───── Material provided ─────

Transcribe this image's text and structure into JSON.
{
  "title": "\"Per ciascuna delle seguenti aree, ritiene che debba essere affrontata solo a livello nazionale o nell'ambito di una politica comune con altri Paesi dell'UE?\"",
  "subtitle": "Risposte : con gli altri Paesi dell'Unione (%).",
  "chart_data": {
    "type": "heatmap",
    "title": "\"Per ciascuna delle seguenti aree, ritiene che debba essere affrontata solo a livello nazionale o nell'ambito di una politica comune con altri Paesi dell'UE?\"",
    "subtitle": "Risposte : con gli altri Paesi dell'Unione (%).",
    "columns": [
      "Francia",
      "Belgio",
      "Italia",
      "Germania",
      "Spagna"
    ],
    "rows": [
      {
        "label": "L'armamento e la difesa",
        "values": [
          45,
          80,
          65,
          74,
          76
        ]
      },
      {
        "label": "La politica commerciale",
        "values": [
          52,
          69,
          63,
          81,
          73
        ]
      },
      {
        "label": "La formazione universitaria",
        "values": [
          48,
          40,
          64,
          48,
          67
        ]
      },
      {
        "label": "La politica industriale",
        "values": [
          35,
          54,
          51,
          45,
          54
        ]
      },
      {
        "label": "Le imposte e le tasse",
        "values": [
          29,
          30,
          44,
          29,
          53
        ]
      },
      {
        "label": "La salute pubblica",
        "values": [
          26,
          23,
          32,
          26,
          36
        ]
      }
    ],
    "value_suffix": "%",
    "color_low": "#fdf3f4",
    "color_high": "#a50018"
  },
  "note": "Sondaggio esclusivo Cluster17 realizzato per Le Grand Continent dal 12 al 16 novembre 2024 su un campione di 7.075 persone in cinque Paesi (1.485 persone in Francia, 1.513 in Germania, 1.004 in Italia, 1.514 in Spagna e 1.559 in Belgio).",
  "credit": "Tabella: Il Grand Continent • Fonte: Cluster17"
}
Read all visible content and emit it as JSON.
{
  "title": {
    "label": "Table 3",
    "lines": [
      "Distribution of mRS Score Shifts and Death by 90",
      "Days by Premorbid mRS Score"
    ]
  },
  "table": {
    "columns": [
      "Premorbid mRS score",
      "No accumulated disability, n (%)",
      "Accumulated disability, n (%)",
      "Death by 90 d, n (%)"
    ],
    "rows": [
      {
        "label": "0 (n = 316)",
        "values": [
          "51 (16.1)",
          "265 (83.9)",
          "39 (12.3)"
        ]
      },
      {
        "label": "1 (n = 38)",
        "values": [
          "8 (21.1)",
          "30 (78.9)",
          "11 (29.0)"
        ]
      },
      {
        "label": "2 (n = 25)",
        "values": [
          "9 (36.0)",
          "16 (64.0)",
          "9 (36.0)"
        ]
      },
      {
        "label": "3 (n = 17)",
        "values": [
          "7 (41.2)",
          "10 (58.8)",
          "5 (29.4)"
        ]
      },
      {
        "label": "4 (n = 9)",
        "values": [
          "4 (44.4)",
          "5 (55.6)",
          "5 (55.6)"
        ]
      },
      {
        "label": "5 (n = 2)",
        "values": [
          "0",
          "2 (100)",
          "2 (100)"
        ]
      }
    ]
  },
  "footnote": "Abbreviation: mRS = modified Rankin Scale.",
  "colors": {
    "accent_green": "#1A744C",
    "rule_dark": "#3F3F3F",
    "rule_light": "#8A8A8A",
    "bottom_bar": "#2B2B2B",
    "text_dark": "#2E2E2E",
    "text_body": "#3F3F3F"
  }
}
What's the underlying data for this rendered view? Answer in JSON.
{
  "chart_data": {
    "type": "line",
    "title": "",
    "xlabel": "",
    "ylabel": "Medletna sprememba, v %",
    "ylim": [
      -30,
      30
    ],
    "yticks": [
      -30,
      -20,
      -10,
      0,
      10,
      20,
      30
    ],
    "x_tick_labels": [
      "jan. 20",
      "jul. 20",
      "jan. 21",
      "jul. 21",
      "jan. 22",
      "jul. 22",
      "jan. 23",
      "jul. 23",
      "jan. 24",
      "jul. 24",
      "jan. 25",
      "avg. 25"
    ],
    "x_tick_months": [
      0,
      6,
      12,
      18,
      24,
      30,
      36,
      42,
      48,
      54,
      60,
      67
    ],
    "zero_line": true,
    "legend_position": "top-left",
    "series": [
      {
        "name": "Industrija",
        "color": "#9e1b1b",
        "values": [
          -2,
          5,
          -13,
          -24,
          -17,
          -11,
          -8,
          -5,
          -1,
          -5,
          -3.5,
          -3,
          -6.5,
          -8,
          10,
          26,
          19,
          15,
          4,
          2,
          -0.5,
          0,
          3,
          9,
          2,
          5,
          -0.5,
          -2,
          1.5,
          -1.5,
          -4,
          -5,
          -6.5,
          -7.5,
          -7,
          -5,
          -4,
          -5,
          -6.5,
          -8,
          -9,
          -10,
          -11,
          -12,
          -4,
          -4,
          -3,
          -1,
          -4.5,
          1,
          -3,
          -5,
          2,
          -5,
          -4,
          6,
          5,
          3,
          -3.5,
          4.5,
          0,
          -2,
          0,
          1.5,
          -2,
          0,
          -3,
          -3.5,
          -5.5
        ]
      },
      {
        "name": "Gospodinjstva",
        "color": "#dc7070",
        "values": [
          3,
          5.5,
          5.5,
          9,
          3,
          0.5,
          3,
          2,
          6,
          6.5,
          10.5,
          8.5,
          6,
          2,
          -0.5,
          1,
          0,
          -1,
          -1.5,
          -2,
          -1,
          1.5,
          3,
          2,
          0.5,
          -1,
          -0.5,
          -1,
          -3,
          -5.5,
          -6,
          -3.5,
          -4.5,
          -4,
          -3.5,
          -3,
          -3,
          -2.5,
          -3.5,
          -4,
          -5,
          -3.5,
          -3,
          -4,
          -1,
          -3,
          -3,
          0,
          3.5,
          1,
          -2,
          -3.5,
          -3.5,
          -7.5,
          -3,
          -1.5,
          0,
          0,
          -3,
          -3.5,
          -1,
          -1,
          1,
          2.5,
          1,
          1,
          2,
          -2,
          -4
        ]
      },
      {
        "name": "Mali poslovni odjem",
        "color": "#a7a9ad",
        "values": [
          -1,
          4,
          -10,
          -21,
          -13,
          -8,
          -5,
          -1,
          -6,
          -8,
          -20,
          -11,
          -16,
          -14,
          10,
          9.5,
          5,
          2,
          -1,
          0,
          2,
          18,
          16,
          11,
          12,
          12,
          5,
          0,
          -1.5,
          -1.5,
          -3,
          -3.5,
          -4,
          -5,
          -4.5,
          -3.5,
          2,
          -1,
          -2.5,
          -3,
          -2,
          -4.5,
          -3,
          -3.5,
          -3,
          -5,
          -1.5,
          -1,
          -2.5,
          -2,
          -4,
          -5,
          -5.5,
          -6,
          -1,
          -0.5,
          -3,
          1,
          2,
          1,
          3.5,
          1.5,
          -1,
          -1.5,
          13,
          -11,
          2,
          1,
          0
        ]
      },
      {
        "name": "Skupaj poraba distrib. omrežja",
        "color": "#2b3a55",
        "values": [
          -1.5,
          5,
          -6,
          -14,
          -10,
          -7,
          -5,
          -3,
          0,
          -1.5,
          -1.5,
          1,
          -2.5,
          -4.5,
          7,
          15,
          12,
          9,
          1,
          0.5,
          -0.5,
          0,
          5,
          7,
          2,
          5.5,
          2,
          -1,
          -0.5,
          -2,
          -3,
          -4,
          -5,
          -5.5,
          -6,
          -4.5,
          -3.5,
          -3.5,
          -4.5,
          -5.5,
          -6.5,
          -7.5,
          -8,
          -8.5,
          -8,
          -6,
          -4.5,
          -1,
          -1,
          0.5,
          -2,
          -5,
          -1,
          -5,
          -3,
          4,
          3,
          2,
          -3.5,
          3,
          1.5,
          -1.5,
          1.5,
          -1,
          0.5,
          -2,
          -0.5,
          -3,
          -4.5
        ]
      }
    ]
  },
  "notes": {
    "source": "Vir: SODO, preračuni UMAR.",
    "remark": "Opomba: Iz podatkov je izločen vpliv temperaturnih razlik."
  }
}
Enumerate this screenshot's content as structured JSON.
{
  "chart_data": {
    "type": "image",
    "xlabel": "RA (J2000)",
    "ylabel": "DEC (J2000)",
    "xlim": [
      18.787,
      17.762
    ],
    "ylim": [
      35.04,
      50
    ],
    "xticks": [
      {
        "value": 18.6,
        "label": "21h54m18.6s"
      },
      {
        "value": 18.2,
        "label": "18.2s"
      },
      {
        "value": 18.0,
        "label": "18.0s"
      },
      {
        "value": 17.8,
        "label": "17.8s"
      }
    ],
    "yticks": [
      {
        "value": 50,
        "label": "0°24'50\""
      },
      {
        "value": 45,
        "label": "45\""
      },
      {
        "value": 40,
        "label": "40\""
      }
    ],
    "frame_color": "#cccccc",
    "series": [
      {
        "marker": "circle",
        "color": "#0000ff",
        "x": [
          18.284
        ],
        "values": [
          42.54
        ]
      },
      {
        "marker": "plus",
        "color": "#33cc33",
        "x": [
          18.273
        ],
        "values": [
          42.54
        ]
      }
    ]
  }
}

─────

**Task prompt**
Pick out all lines containing the string "Belgio".

**Reply**
      "Belgio",
  "note": "Sondaggio esclusivo Cluster17 realizzato per Le Grand Continent dal 12 al 16 novembre 2024 su un campione di 7.075 persone in cinque Paesi (1.485 persone in Francia, 1.513 in Germania, 1.004 in Italia, 1.514 in Spagna e 1.559 in Belgio).",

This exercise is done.